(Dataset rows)
• • • • • • •
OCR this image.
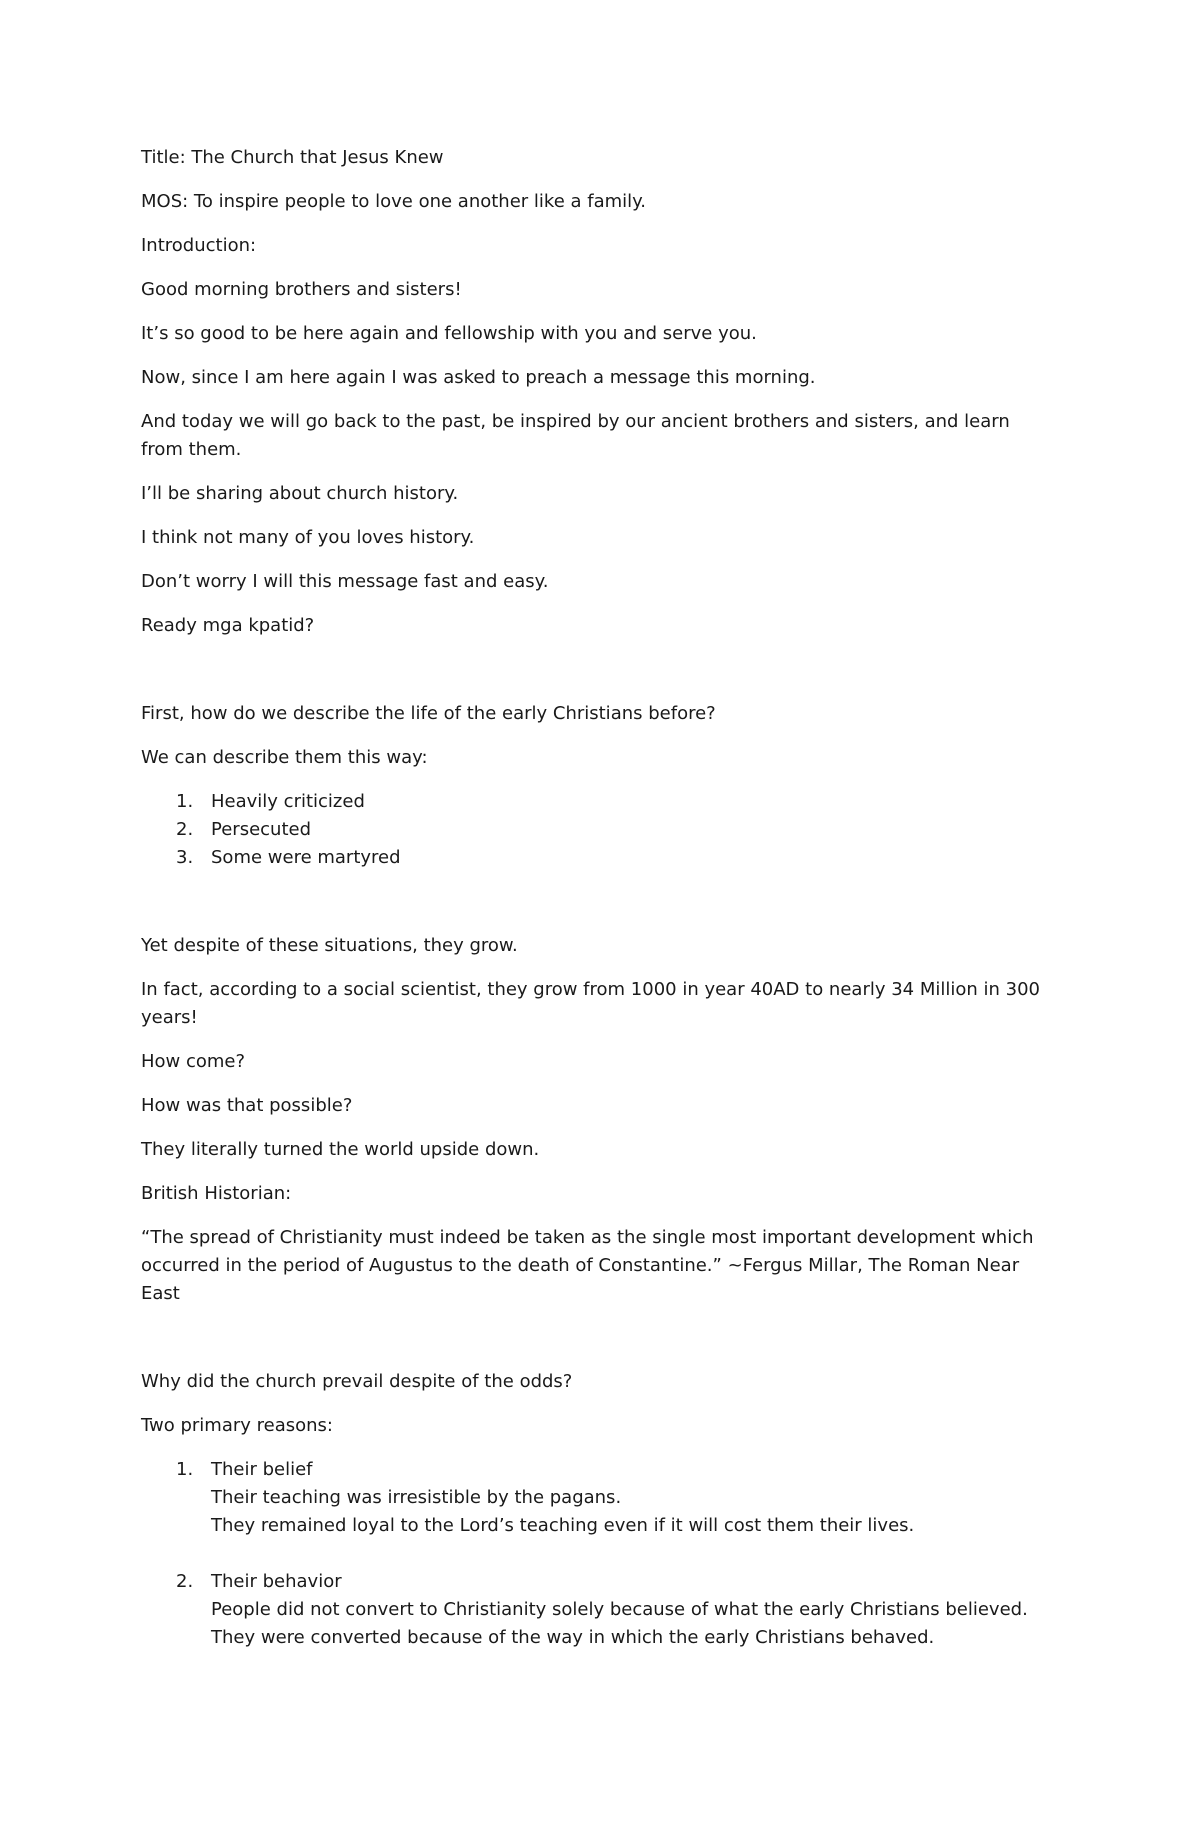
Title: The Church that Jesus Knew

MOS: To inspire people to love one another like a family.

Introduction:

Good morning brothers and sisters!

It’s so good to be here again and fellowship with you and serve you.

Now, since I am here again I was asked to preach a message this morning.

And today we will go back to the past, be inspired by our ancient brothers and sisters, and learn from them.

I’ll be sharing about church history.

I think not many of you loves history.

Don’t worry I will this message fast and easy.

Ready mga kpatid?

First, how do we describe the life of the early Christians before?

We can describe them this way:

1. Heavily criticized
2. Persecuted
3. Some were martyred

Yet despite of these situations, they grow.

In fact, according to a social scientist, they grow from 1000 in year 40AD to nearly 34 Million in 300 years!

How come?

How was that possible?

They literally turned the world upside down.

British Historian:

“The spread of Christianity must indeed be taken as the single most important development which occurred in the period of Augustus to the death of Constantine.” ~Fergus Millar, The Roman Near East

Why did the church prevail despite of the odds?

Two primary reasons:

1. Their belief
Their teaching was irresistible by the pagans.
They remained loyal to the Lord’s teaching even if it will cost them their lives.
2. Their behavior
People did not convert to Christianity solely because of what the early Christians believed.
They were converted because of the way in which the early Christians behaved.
• • • • • • •
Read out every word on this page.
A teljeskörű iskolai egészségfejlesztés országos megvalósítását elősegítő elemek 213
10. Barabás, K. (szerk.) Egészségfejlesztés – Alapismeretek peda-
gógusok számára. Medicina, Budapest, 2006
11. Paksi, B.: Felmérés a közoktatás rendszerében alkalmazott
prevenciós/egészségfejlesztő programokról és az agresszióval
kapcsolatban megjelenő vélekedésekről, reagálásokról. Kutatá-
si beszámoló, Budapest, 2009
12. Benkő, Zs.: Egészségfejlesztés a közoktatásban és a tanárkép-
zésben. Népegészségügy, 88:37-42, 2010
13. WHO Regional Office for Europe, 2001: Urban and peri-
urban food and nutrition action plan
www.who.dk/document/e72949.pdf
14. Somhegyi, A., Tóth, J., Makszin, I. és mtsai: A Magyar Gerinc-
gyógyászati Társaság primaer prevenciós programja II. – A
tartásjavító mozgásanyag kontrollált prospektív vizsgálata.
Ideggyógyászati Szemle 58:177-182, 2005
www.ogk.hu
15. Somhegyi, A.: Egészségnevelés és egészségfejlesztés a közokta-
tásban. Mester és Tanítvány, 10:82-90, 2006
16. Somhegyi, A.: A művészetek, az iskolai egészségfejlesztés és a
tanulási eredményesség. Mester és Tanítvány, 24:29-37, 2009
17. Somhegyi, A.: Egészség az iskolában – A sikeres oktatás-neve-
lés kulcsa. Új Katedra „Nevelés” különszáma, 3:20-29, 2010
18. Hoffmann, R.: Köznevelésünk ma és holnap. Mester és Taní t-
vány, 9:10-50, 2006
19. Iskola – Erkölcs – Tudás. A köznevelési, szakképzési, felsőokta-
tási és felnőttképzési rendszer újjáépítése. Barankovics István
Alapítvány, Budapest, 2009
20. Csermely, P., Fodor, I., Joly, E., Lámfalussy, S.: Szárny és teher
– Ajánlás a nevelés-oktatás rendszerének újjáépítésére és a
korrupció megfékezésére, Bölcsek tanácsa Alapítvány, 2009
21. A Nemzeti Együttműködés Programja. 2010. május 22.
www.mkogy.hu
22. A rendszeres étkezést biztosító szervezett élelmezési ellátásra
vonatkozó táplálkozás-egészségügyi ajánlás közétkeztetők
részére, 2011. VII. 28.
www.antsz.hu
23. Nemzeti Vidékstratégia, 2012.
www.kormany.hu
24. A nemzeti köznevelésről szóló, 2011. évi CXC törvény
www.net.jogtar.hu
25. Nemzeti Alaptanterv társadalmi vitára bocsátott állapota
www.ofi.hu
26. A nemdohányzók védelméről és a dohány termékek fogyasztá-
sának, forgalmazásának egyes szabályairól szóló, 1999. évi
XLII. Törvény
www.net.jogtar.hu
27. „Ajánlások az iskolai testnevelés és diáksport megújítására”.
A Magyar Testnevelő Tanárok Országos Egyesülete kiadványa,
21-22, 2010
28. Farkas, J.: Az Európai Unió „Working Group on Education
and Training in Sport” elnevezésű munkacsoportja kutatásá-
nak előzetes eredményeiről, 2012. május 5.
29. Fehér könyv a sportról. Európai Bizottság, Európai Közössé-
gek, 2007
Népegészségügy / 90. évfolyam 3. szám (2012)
• • • • • • •
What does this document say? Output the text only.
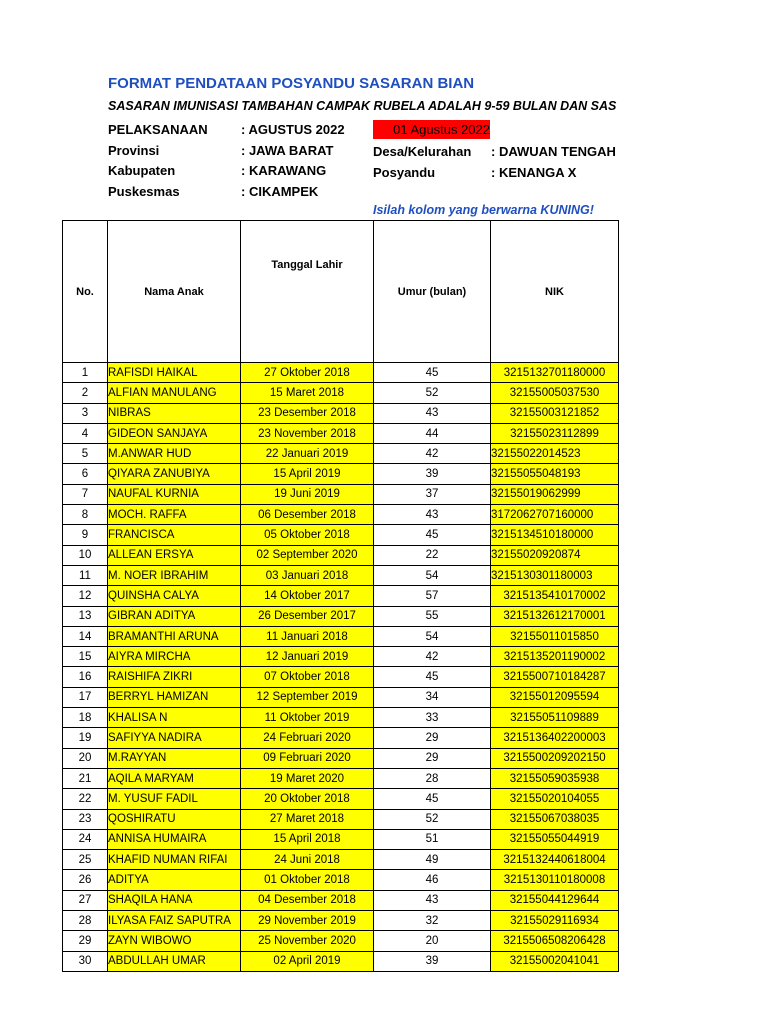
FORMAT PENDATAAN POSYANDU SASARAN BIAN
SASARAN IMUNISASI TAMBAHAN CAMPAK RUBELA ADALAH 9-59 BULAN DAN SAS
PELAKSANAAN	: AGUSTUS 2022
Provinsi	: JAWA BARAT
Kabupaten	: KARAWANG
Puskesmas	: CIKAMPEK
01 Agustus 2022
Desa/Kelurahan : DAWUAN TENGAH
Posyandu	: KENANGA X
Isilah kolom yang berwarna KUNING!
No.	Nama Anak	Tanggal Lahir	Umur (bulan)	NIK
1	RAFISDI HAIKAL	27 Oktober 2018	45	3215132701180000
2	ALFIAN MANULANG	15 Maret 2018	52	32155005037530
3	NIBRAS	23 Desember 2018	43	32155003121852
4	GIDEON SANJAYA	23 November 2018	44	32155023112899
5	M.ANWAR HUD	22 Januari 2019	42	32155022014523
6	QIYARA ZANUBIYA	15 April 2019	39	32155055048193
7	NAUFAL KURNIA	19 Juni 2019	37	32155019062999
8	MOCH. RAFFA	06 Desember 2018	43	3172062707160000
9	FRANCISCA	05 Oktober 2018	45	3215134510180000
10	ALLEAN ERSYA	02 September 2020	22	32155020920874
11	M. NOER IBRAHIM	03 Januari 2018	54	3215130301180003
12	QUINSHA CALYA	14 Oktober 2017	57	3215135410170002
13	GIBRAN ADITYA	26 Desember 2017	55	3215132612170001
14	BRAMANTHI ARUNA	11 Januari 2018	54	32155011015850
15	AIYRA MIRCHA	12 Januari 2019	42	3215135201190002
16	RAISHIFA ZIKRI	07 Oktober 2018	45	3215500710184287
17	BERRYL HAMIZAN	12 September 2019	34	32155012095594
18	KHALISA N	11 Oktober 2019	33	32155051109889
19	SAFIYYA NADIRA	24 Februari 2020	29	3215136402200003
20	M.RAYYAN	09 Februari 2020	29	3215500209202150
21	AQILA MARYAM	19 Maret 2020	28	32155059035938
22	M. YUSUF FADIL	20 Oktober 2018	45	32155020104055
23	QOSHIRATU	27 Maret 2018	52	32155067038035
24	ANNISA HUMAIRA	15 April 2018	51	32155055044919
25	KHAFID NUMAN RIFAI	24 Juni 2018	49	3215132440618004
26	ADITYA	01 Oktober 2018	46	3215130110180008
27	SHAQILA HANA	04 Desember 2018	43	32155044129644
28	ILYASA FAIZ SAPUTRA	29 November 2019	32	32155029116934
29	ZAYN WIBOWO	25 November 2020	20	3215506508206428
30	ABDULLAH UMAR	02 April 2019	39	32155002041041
• • • • • • •
**The request**
Pull out every line of the entries that includes the word "Februari".

**Answer in full**
19	SAFIYYA NADIRA	24 Februari 2020	29	3215136402200003
20	M.RAYYAN	09 Februari 2020	29	3215500209202150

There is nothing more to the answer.